-- Provided material --
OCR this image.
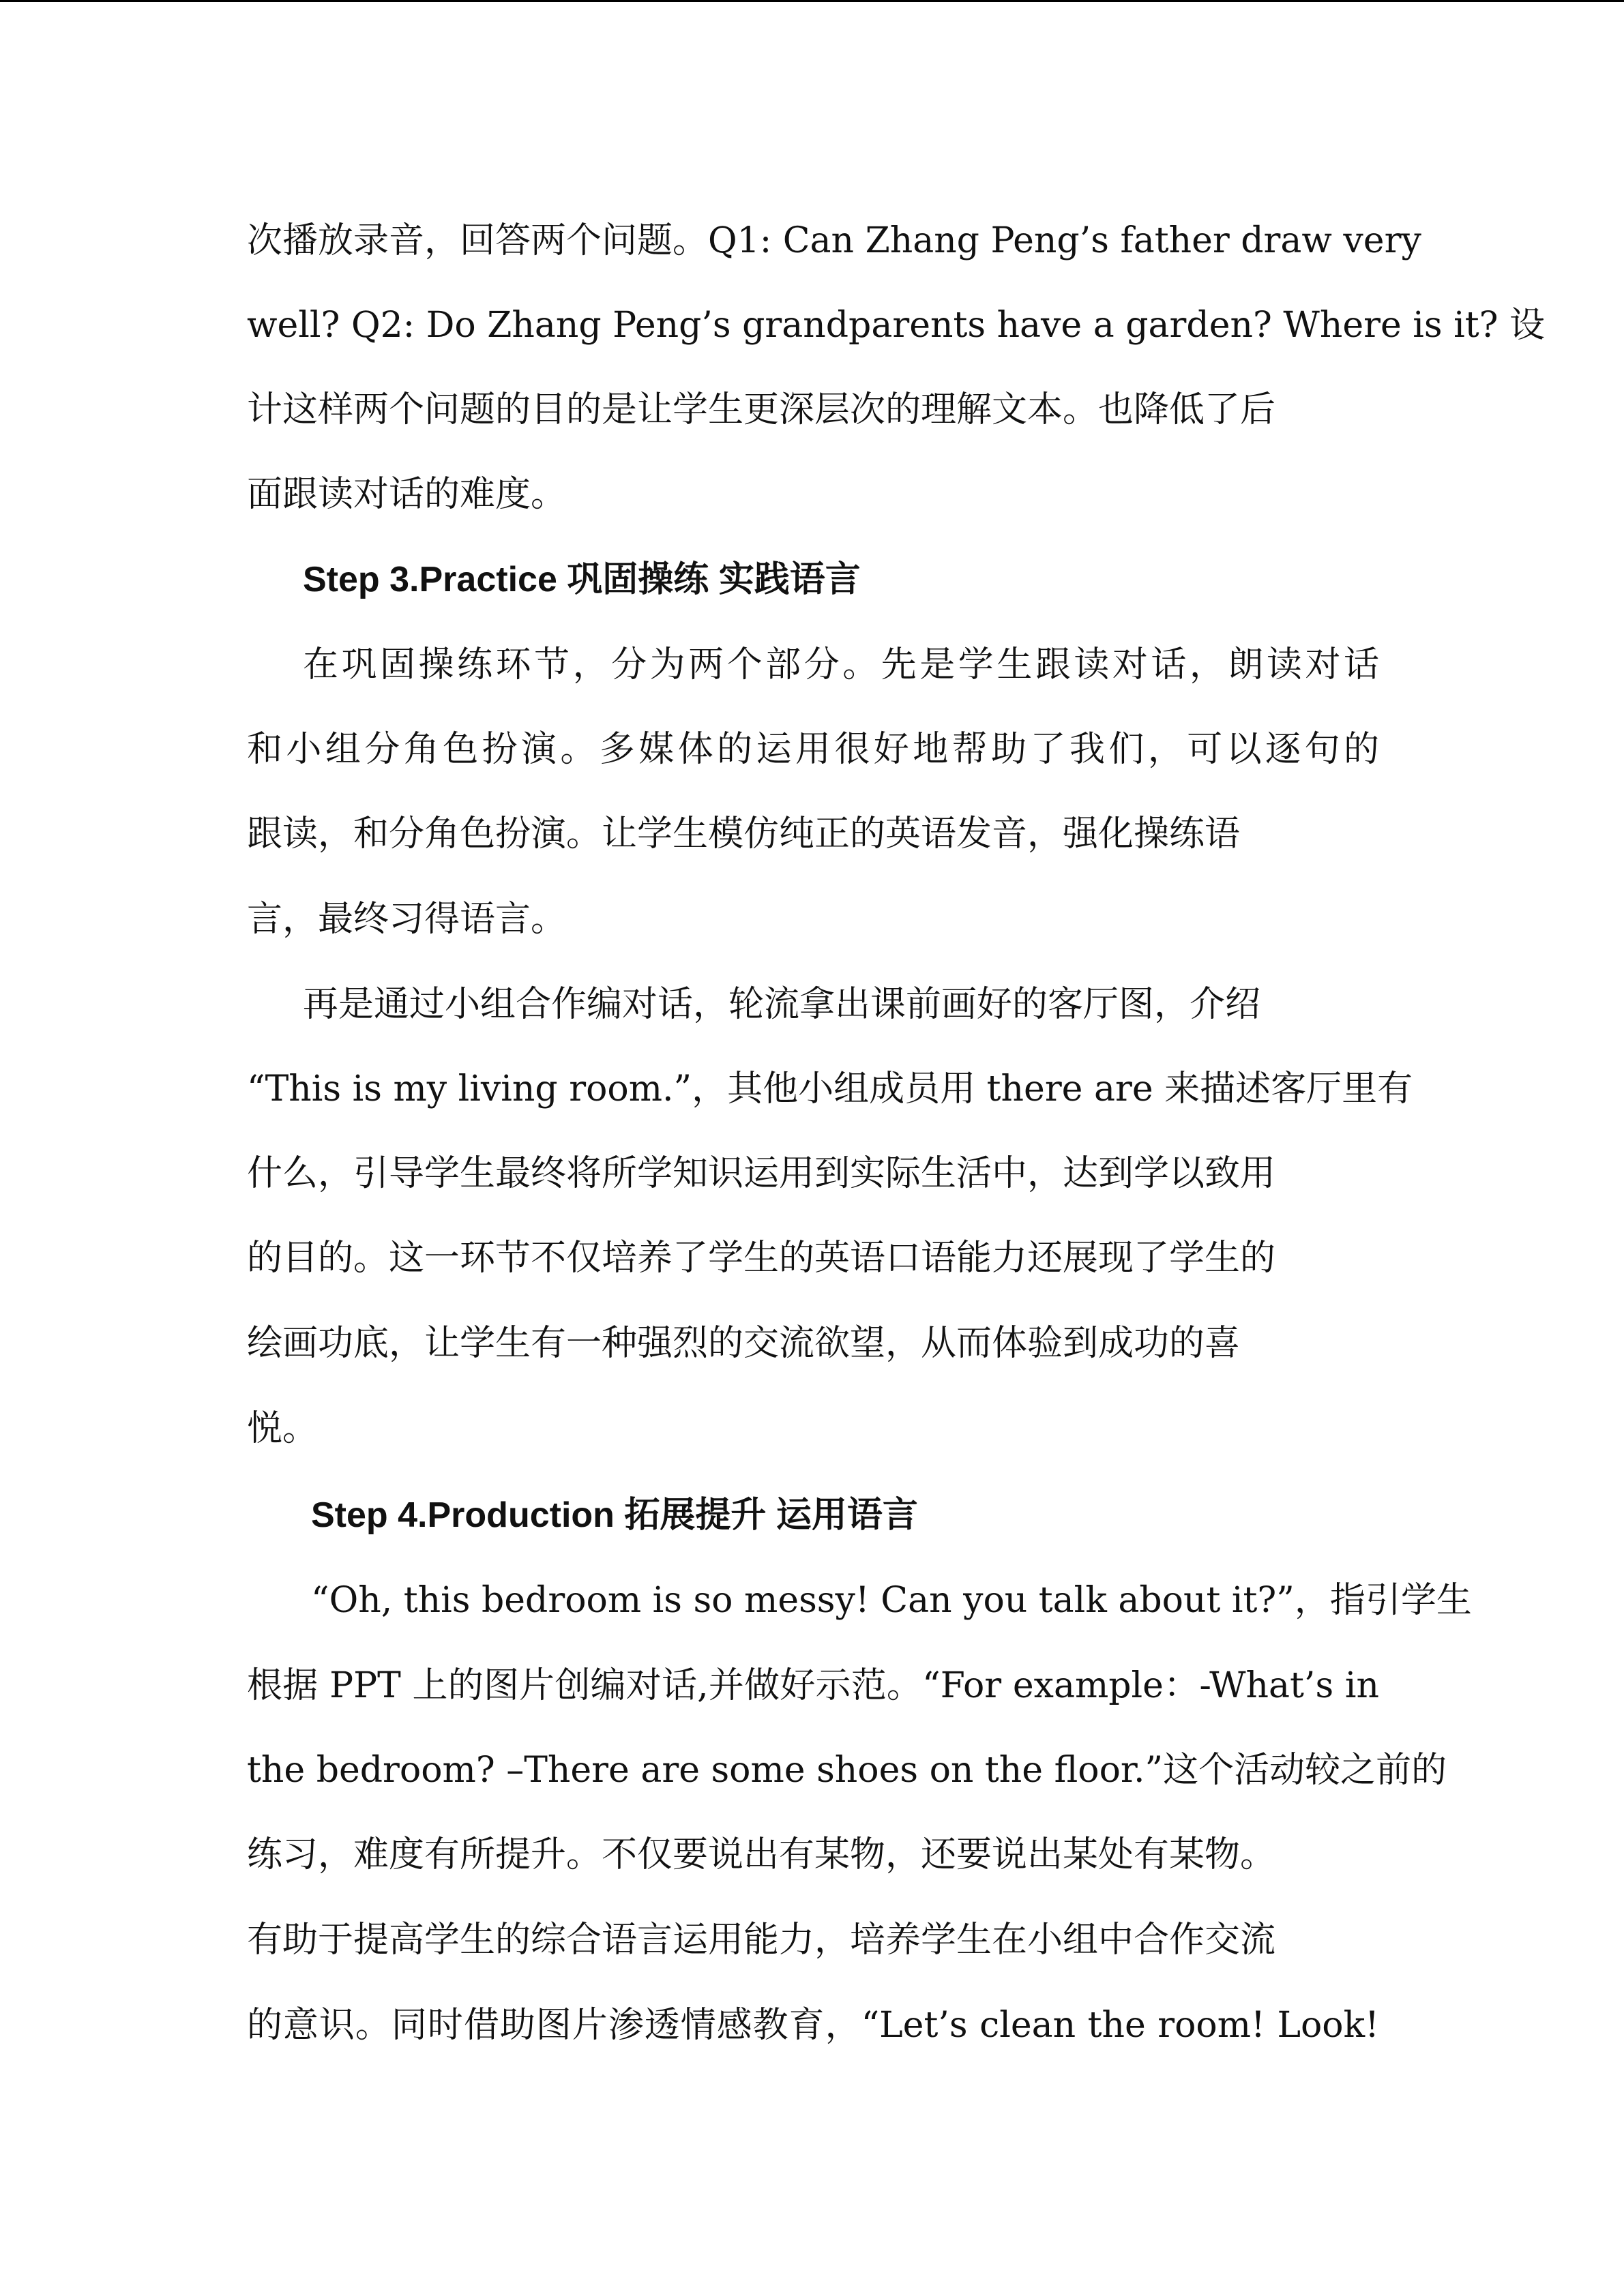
次播放录音，回答两个问题。Q1: Can Zhang Peng’s father draw very
well? Q2: Do Zhang Peng’s grandparents have a garden? Where is it? 设
计这样两个问题的目的是让学生更深层次的理解文本。也降低了后
面跟读对话的难度。
Step 3.Practice 巩固操练 实践语言
在巩固操练环节，分为两个部分。先是学生跟读对话，朗读对话
和小组分角色扮演。多媒体的运用很好地帮助了我们，可以逐句的
跟读，和分角色扮演。让学生模仿纯正的英语发音，强化操练语
言，最终习得语言。
再是通过小组合作编对话，轮流拿出课前画好的客厅图，介绍
“This is my living room.”，其他小组成员用 there are 来描述客厅里有
什么，引导学生最终将所学知识运用到实际生活中，达到学以致用
的目的。这一环节不仅培养了学生的英语口语能力还展现了学生的
绘画功底，让学生有一种强烈的交流欲望，从而体验到成功的喜
悦。
Step 4.Production 拓展提升 运用语言
“Oh, this bedroom is so messy! Can you talk about it?”，指引学生
根据 PPT 上的图片创编对话,并做好示范。“For example：-What’s in
the bedroom? –There are some shoes on the floor.”这个活动较之前的
练习，难度有所提升。不仅要说出有某物，还要说出某处有某物。
有助于提高学生的综合语言运用能力，培养学生在小组中合作交流
的意识。同时借助图片渗透情感教育，“Let’s clean the room! Look!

-- Stated problem --
The material above holds pictures; copy everything else in it exactly.

-- Exercise answer --
OCR this image.
次播放录音，回答两个问题。Q1: Can Zhang Peng’s father draw very
well? Q2: Do Zhang Peng’s grandparents have a garden? Where is it? 设
计这样两个问题的目的是让学生更深层次的理解文本。也降低了后
面跟读对话的难度。
Step 3.Practice 巩固操练 实践语言
在巩固操练环节，分为两个部分。先是学生跟读对话，朗读对话
和小组分角色扮演。多媒体的运用很好地帮助了我们，可以逐句的
跟读，和分角色扮演。让学生模仿纯正的英语发音，强化操练语
言，最终习得语言。
再是通过小组合作编对话，轮流拿出课前画好的客厅图，介绍
“This is my living room.”，其他小组成员用 there are 来描述客厅里有
什么，引导学生最终将所学知识运用到实际生活中，达到学以致用
的目的。这一环节不仅培养了学生的英语口语能力还展现了学生的
绘画功底，让学生有一种强烈的交流欲望，从而体验到成功的喜
悦。
Step 4.Production 拓展提升 运用语言
“Oh, this bedroom is so messy! Can you talk about it?”，指引学生
根据 PPT 上的图片创编对话,并做好示范。“For example：-What’s in
the bedroom? –There are some shoes on the floor.”这个活动较之前的
练习，难度有所提升。不仅要说出有某物，还要说出某处有某物。
有助于提高学生的综合语言运用能力，培养学生在小组中合作交流
的意识。同时借助图片渗透情感教育，“Let’s clean the room! Look!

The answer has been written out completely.